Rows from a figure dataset
==================================================
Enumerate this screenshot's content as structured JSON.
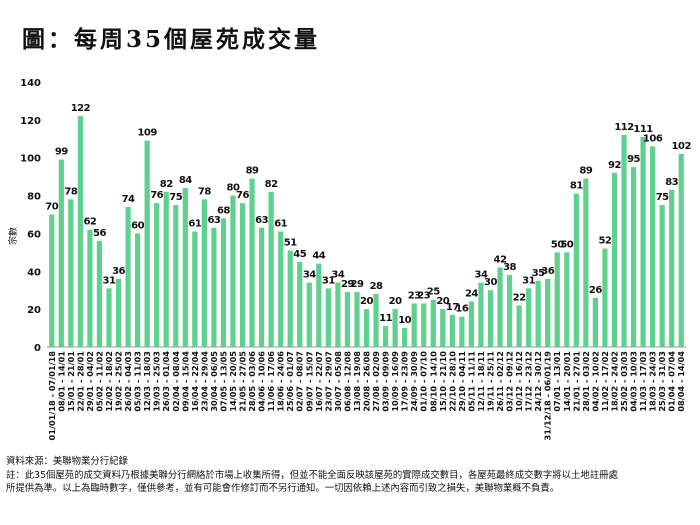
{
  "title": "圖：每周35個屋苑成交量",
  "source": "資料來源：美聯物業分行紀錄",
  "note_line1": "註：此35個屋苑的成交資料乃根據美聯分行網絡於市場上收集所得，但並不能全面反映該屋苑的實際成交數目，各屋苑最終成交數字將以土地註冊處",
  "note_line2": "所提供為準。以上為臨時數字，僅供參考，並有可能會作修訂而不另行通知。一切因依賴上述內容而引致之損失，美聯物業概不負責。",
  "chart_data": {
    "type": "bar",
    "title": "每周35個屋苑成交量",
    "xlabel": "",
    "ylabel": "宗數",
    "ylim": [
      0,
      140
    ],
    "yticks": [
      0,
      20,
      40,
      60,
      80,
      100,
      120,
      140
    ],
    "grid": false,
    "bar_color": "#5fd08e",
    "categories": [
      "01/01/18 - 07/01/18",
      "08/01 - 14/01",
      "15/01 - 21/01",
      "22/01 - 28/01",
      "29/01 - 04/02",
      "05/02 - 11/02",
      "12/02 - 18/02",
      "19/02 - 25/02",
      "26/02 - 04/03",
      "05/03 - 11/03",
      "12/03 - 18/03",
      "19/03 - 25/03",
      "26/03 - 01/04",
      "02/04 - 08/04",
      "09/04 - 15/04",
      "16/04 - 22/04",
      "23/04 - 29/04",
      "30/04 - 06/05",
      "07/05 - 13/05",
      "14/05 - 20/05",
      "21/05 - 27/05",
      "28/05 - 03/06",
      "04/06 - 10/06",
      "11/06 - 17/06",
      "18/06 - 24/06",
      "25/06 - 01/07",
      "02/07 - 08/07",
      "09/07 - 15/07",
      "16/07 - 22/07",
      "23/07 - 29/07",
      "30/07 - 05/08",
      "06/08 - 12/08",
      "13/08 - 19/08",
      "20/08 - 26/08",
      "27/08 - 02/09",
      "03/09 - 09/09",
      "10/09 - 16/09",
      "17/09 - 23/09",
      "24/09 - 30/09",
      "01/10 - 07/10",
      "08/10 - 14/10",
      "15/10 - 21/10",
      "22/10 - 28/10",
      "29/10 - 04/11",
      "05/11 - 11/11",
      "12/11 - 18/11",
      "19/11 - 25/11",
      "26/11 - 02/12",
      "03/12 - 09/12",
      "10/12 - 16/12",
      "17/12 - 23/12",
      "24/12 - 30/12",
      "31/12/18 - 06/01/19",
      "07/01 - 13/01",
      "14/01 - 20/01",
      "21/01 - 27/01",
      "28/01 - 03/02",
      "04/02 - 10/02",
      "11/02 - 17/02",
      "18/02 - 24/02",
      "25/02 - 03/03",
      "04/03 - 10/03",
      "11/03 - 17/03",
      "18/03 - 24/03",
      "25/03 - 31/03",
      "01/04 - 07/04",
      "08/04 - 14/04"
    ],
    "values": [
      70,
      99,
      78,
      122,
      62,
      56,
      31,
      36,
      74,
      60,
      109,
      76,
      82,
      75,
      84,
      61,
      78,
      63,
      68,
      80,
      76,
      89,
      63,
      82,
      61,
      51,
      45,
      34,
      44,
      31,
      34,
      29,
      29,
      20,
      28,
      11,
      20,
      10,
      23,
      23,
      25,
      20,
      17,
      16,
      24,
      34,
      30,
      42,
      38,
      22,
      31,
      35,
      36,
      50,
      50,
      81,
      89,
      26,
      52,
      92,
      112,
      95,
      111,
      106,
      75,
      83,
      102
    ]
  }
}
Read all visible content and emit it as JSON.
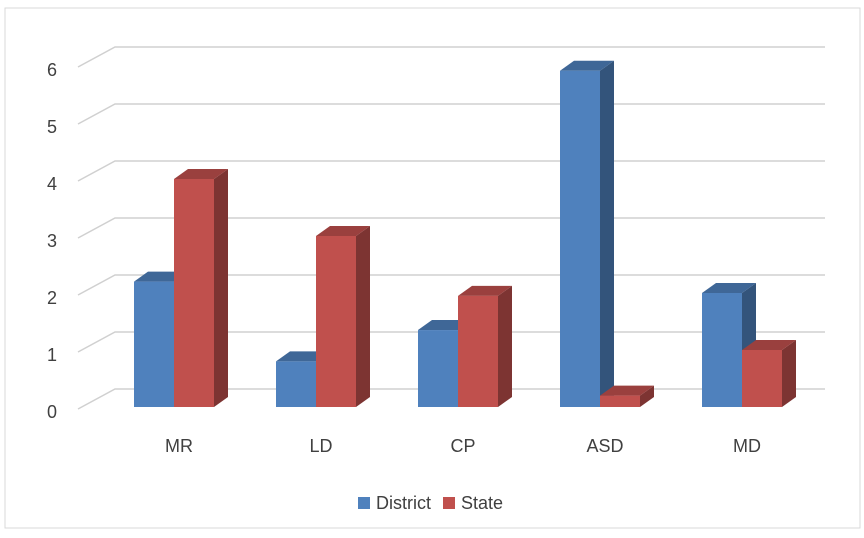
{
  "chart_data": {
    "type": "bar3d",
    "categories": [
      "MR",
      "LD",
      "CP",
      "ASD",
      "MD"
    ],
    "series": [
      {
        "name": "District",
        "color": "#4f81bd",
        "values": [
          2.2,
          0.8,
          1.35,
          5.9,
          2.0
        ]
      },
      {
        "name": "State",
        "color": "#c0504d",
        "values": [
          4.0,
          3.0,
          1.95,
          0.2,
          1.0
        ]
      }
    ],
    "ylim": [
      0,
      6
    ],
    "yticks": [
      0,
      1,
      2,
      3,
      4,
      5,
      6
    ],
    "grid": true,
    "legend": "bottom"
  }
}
==================================================
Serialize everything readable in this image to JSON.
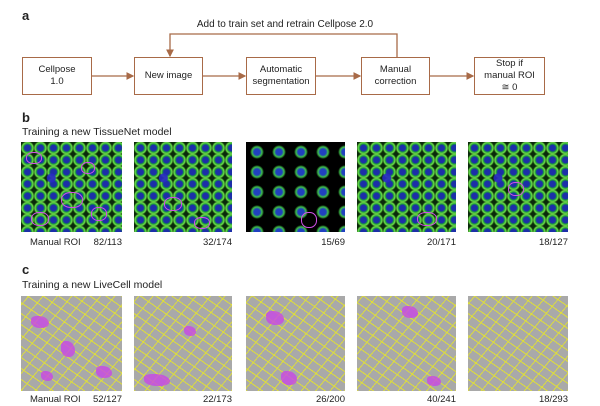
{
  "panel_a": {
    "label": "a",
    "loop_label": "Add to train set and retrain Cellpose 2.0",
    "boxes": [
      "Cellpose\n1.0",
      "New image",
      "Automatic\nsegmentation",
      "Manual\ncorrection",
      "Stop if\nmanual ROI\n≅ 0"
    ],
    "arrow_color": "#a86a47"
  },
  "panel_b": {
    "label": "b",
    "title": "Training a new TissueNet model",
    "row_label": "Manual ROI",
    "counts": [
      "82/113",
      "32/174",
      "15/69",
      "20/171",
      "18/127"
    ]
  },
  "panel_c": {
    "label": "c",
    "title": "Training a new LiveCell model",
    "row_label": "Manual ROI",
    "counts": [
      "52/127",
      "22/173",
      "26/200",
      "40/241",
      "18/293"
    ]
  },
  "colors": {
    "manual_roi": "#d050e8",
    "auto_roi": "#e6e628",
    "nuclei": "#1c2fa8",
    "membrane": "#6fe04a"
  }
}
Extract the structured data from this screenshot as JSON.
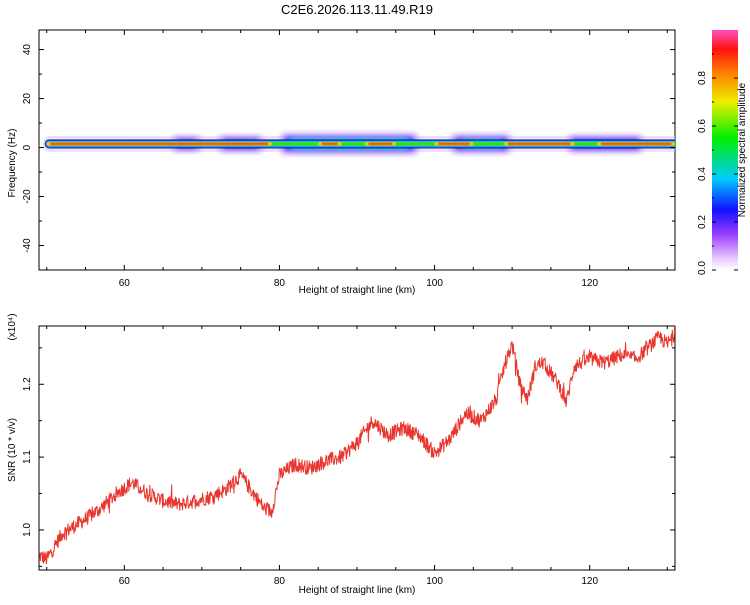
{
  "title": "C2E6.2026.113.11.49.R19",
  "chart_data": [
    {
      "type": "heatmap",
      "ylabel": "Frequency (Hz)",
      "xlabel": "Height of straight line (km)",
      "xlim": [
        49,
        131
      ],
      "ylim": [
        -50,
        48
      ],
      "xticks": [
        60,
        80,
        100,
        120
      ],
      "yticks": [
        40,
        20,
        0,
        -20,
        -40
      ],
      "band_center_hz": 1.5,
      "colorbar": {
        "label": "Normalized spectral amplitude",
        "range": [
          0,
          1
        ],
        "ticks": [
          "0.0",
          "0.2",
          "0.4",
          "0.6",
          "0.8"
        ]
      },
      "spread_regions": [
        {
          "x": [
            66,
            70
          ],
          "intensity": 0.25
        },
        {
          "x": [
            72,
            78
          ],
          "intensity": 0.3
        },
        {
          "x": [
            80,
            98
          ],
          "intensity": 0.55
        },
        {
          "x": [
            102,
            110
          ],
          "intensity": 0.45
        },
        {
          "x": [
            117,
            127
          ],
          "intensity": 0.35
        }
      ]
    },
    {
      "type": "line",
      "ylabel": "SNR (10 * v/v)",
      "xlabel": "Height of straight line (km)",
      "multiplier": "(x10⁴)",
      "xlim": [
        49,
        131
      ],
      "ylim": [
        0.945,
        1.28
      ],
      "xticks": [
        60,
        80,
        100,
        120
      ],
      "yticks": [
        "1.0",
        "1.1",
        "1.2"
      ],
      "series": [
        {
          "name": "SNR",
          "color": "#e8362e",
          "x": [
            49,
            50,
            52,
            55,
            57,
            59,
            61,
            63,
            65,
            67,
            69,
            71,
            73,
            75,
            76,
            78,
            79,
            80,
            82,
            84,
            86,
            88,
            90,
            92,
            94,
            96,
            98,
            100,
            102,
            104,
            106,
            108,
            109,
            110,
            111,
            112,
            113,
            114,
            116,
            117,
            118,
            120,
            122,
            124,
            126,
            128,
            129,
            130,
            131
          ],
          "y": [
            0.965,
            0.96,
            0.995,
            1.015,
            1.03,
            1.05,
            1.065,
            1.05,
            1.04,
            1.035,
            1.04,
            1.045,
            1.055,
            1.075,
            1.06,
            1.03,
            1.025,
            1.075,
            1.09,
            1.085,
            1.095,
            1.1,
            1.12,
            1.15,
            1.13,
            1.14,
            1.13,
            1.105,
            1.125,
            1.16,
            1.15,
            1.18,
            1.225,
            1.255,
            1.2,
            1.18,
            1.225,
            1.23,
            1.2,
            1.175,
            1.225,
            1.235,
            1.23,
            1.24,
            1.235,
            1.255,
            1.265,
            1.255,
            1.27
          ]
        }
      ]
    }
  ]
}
==================================================
● **TASK OBJECTIVE**
Copy every line in the listing above where the string "Training" turns up.

● **WRITTEN SOLUTION**
    "title": "Training a new TissueNet model",
    "title": "Training a new LiveCell model",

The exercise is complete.